[Stored entries]
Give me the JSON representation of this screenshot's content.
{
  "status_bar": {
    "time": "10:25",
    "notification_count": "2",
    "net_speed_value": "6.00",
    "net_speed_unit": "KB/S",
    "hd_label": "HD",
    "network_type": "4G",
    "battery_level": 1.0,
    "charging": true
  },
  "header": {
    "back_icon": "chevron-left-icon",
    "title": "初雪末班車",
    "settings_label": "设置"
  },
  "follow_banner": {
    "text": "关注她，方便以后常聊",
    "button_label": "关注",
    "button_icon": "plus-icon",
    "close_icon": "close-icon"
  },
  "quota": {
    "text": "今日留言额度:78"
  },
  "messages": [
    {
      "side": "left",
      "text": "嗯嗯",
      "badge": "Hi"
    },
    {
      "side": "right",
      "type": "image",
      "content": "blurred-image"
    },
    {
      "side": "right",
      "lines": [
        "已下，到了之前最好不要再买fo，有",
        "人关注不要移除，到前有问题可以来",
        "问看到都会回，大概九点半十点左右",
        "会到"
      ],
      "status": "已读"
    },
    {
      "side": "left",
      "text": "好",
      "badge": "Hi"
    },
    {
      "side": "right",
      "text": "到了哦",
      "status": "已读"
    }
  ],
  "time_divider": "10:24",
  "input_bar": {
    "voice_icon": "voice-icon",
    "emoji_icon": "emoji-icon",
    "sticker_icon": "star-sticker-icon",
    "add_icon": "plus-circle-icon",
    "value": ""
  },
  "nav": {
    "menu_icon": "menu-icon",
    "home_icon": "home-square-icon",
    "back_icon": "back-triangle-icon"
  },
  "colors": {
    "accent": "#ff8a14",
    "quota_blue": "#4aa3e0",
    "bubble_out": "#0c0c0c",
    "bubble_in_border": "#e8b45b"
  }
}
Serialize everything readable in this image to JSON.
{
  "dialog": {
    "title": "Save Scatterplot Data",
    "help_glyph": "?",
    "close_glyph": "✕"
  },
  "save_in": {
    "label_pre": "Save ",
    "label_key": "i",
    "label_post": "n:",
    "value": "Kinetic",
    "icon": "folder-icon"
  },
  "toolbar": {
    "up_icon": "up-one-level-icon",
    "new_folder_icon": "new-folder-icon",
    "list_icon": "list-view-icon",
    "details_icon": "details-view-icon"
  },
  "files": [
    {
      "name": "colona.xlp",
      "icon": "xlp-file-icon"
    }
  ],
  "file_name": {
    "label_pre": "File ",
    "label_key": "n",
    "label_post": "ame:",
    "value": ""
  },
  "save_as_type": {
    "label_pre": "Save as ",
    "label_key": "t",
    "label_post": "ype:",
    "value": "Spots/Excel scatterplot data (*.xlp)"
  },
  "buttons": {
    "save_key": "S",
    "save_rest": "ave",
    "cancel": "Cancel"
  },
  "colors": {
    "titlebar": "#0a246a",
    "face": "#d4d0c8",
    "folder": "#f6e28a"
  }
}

**What you will do**
Go through the material and copy out every line with "text" in it.

**Answer to this exercise**
    "text": "关注她，方便以后常聊",
    "text": "今日留言额度:78"
      "text": "嗯嗯",
      "text": "好",
      "text": "到了哦",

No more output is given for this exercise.